• **Layout records**:
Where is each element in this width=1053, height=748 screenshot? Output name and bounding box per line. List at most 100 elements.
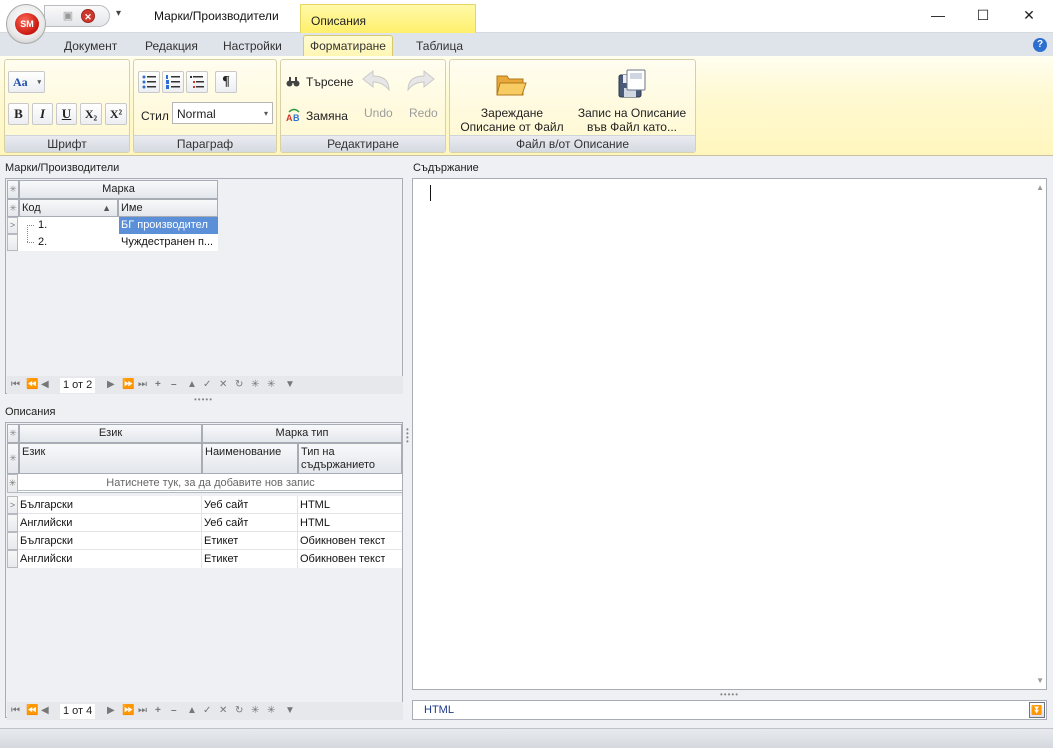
tab-document[interactable]: Документ bbox=[58, 37, 123, 57]
add-record-icon[interactable]: + bbox=[155, 705, 161, 716]
edit-record-icon[interactable]: ▲ bbox=[187, 379, 197, 390]
filter-icon[interactable]: ▼ bbox=[285, 379, 295, 390]
content-editor[interactable]: ▲ ▼ bbox=[412, 178, 1047, 690]
filter-icon[interactable]: ▼ bbox=[285, 705, 295, 716]
table-row-name[interactable]: Уеб сайт bbox=[204, 499, 248, 511]
save-record-icon[interactable]: ✓ bbox=[203, 705, 211, 716]
prev-page-icon[interactable]: ⏪ bbox=[26, 705, 38, 716]
editing-group-label: Редактиране bbox=[281, 135, 445, 152]
style-dropdown[interactable]: Normal▾ bbox=[172, 102, 273, 124]
bullet-list-button[interactable] bbox=[138, 71, 160, 93]
column-language[interactable]: Език bbox=[19, 443, 202, 474]
new-row-hint[interactable]: Натиснете тук, за да добавите нов запис bbox=[19, 477, 402, 489]
next-record-icon[interactable]: ▶ bbox=[107, 705, 115, 716]
goto-bookmark-icon[interactable]: ✳ bbox=[267, 379, 275, 390]
row-selector[interactable] bbox=[7, 550, 18, 568]
content-format-dropdown[interactable]: HTML ⏬ bbox=[412, 700, 1047, 720]
delete-record-icon[interactable]: – bbox=[171, 705, 177, 716]
font-settings-button[interactable]: Aa▾ bbox=[8, 71, 45, 93]
refresh-icon[interactable]: ↻ bbox=[235, 379, 243, 390]
table-row-name[interactable]: Чуждестранен п... bbox=[121, 236, 218, 248]
row-selector[interactable] bbox=[7, 514, 18, 532]
bookmark-icon[interactable]: ✳ bbox=[251, 379, 259, 390]
minimize-button[interactable]: — bbox=[915, 0, 961, 30]
redo-button[interactable]: Redo bbox=[404, 68, 440, 128]
italic-button[interactable]: I bbox=[32, 103, 53, 125]
table-row-name[interactable]: Уеб сайт bbox=[204, 517, 248, 529]
content-caption: Съдържание bbox=[413, 162, 479, 174]
table-row-code[interactable]: 2. bbox=[38, 236, 47, 248]
row-selector[interactable] bbox=[7, 532, 18, 550]
tab-table[interactable]: Таблица bbox=[410, 37, 469, 57]
table-row-type[interactable]: HTML bbox=[300, 517, 330, 529]
vertical-splitter-handle[interactable]: • • • • bbox=[406, 428, 410, 444]
load-description-button[interactable]: Зареждане Описание от Файл bbox=[458, 66, 566, 136]
column-content-type[interactable]: Тип на съдържанието bbox=[298, 443, 402, 474]
add-record-icon[interactable]: + bbox=[155, 379, 161, 390]
double-chevron-down-icon[interactable]: ⏬ bbox=[1029, 702, 1045, 718]
bookmark-icon[interactable]: ✳ bbox=[251, 705, 259, 716]
scroll-up-icon[interactable]: ▲ bbox=[1036, 183, 1044, 192]
multilevel-list-button[interactable] bbox=[186, 71, 208, 93]
table-row-type[interactable]: Обикновен текст bbox=[300, 553, 385, 565]
maximize-button[interactable]: ☐ bbox=[960, 0, 1006, 30]
superscript-button[interactable]: X² bbox=[105, 103, 127, 125]
goto-bookmark-icon[interactable]: ✳ bbox=[267, 705, 275, 716]
help-icon[interactable]: ? bbox=[1033, 38, 1047, 52]
next-page-icon[interactable]: ⏩ bbox=[122, 379, 134, 390]
delete-record-icon[interactable]: – bbox=[171, 379, 177, 390]
new-row[interactable]: ✳ Натиснете тук, за да добавите нов запи… bbox=[7, 474, 402, 493]
bold-button[interactable]: B bbox=[8, 103, 29, 125]
prev-record-icon[interactable]: ◀ bbox=[41, 379, 49, 390]
next-record-icon[interactable]: ▶ bbox=[107, 379, 115, 390]
first-record-icon[interactable]: ⏮ bbox=[11, 705, 20, 716]
save-record-icon[interactable]: ✓ bbox=[203, 379, 211, 390]
table-row-type[interactable]: Обикновен текст bbox=[300, 535, 385, 547]
tab-edit[interactable]: Редакция bbox=[139, 37, 204, 57]
close-document-icon[interactable]: ✕ bbox=[81, 9, 95, 23]
table-row-language[interactable]: Английски bbox=[20, 553, 72, 565]
prev-page-icon[interactable]: ⏪ bbox=[26, 379, 38, 390]
table-row-language[interactable]: Български bbox=[20, 499, 73, 511]
first-record-icon[interactable]: ⏮ bbox=[11, 379, 20, 390]
customize-qat-button[interactable]: ▾ bbox=[116, 8, 121, 19]
close-button[interactable]: ✕ bbox=[1006, 0, 1052, 30]
numbered-list-button[interactable] bbox=[162, 71, 184, 93]
column-name[interactable]: Наименование bbox=[202, 443, 298, 474]
cancel-record-icon[interactable]: ✕ bbox=[219, 379, 227, 390]
last-record-icon[interactable]: ⏭ bbox=[138, 705, 147, 716]
cancel-record-icon[interactable]: ✕ bbox=[219, 705, 227, 716]
grid-corner-icon: ✳ bbox=[7, 180, 19, 199]
table-row-name[interactable]: Етикет bbox=[204, 553, 238, 565]
row-selector[interactable] bbox=[7, 234, 18, 251]
editing-group: Търсене AB Замяна Undo Redo Редактиране bbox=[280, 59, 446, 153]
underline-button[interactable]: U bbox=[56, 103, 77, 125]
column-name[interactable]: Име bbox=[118, 199, 218, 217]
tab-formatting[interactable]: Форматиране bbox=[303, 35, 393, 57]
save-icon[interactable]: ▣ bbox=[61, 9, 75, 23]
refresh-icon[interactable]: ↻ bbox=[235, 705, 243, 716]
table-row-language[interactable]: Български bbox=[20, 535, 73, 547]
brands-navigator: ⏮ ⏪ ◀ 1 от 2 ▶ ⏩ ⏭ + – ▲ ✓ ✕ ↻ ✳ ✳ ▼ bbox=[7, 376, 403, 394]
column-code[interactable]: Код▲ bbox=[19, 199, 118, 217]
numbered-list-icon bbox=[165, 74, 181, 90]
subscript-button[interactable]: X₂ bbox=[80, 103, 102, 125]
undo-button[interactable]: Undo bbox=[361, 68, 397, 128]
table-row-name-selected[interactable]: БГ производител bbox=[119, 217, 218, 234]
table-row-type[interactable]: HTML bbox=[300, 499, 330, 511]
table-row-language[interactable]: Английски bbox=[20, 517, 72, 529]
scroll-down-icon[interactable]: ▼ bbox=[1036, 676, 1044, 685]
edit-record-icon[interactable]: ▲ bbox=[187, 705, 197, 716]
save-description-button[interactable]: Запис на Описание във Файл като... bbox=[572, 66, 692, 136]
show-formatting-button[interactable]: ¶ bbox=[215, 71, 237, 93]
prev-record-icon[interactable]: ◀ bbox=[41, 705, 49, 716]
last-record-icon[interactable]: ⏭ bbox=[138, 379, 147, 390]
application-menu-button[interactable]: SM bbox=[6, 4, 46, 44]
next-page-icon[interactable]: ⏩ bbox=[122, 705, 134, 716]
splitter-handle[interactable]: ••••• bbox=[720, 690, 739, 699]
table-row-name[interactable]: Етикет bbox=[204, 535, 238, 547]
table-row-code[interactable]: 1. bbox=[38, 219, 47, 231]
splitter-handle[interactable]: ••••• bbox=[194, 395, 213, 404]
tab-settings[interactable]: Настройки bbox=[217, 37, 288, 57]
bullet-list-icon bbox=[141, 74, 157, 90]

• **Work instructions**: Can you copy the lines of the material word for word, starting at the line that contains "tab-document[interactable]: Документ bbox=[58, 37, 123, 57]" and stopping after the line that contains "table-row-type[interactable]: HTML bbox=[300, 517, 330, 529]"?

• **Correct answer**:
tab-document[interactable]: Документ bbox=[58, 37, 123, 57]
add-record-icon[interactable]: + bbox=[155, 705, 161, 716]
edit-record-icon[interactable]: ▲ bbox=[187, 379, 197, 390]
filter-icon[interactable]: ▼ bbox=[285, 379, 295, 390]
content-editor[interactable]: ▲ ▼ bbox=[412, 178, 1047, 690]
filter-icon[interactable]: ▼ bbox=[285, 705, 295, 716]
table-row-name[interactable]: Уеб сайт bbox=[204, 499, 248, 511]
save-record-icon[interactable]: ✓ bbox=[203, 705, 211, 716]
prev-page-icon[interactable]: ⏪ bbox=[26, 705, 38, 716]
editing-group-label: Редактиране bbox=[281, 135, 445, 152]
style-dropdown[interactable]: Normal▾ bbox=[172, 102, 273, 124]
bullet-list-button[interactable] bbox=[138, 71, 160, 93]
column-language[interactable]: Език bbox=[19, 443, 202, 474]
new-row-hint[interactable]: Натиснете тук, за да добавите нов запис bbox=[19, 477, 402, 489]
next-record-icon[interactable]: ▶ bbox=[107, 705, 115, 716]
goto-bookmark-icon[interactable]: ✳ bbox=[267, 379, 275, 390]
row-selector[interactable] bbox=[7, 550, 18, 568]
content-format-dropdown[interactable]: HTML ⏬ bbox=[412, 700, 1047, 720]
delete-record-icon[interactable]: – bbox=[171, 705, 177, 716]
font-settings-button[interactable]: Aa▾ bbox=[8, 71, 45, 93]
refresh-icon[interactable]: ↻ bbox=[235, 379, 243, 390]
table-row-name[interactable]: Чуждестранен п... bbox=[121, 236, 218, 248]
row-selector[interactable] bbox=[7, 514, 18, 532]
bookmark-icon[interactable]: ✳ bbox=[251, 379, 259, 390]
minimize-button[interactable]: — bbox=[915, 0, 961, 30]
redo-button[interactable]: Redo bbox=[404, 68, 440, 128]
italic-button[interactable]: I bbox=[32, 103, 53, 125]
table-row-name[interactable]: Уеб сайт bbox=[204, 517, 248, 529]
content-caption: Съдържание bbox=[413, 162, 479, 174]
table-row-code[interactable]: 2. bbox=[38, 236, 47, 248]
row-selector[interactable] bbox=[7, 532, 18, 550]
tab-table[interactable]: Таблица bbox=[410, 37, 469, 57]
table-row-type[interactable]: HTML bbox=[300, 517, 330, 529]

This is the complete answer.